### Work to complete:
Repeat the lines of the listing below exactly, starting at the line that contains "Parse this screenshot: output" and running through the last line, both included, and only those.

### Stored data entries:
········

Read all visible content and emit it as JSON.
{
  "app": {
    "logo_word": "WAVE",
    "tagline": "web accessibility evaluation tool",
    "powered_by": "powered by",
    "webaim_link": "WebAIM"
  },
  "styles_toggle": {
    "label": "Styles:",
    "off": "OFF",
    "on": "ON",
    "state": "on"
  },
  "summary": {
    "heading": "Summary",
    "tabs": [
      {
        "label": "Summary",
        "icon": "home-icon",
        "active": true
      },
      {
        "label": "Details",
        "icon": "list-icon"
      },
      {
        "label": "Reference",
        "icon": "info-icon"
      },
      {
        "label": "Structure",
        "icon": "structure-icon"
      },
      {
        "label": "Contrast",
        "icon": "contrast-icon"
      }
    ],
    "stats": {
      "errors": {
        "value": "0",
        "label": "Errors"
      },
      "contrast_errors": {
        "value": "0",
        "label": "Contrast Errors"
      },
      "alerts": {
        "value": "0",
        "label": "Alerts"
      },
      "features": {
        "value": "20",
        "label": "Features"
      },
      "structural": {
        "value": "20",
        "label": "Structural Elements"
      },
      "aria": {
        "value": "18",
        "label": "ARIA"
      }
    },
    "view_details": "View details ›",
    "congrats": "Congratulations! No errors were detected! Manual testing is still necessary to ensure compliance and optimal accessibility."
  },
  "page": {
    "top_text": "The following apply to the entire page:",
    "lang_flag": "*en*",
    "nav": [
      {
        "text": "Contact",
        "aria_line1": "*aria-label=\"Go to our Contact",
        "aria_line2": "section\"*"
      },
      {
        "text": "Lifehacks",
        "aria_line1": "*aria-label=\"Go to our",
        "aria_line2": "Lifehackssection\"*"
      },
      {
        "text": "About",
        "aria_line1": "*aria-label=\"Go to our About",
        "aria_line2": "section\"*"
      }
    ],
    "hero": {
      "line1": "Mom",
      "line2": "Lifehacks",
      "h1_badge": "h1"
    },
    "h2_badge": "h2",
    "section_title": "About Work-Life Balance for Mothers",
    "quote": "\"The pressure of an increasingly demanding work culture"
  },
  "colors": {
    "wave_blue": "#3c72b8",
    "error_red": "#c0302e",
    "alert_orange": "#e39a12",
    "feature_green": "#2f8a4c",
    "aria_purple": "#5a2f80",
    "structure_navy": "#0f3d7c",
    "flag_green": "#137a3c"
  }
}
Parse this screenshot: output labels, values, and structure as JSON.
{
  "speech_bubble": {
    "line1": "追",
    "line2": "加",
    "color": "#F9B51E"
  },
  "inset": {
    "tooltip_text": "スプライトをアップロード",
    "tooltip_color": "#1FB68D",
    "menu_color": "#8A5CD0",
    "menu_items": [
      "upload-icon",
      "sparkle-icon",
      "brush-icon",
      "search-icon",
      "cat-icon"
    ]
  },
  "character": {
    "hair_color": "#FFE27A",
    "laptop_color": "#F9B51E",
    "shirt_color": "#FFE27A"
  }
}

········

### Task answer:
Parse this screenshot: output labels, values, and structure as JSON.
{
  "speech_bubble": {
    "line1": "追",
    "line2": "加",
    "color": "#F9B51E"
  },
  "inset": {
    "tooltip_text": "スプライトをアップロード",
    "tooltip_color": "#1FB68D",
    "menu_color": "#8A5CD0",
    "menu_items": [
      "upload-icon",
      "sparkle-icon",
      "brush-icon",
      "search-icon",
      "cat-icon"
    ]
  },
  "character": {
    "hair_color": "#FFE27A",
    "laptop_color": "#F9B51E",
    "shirt_color": "#FFE27A"
  }
}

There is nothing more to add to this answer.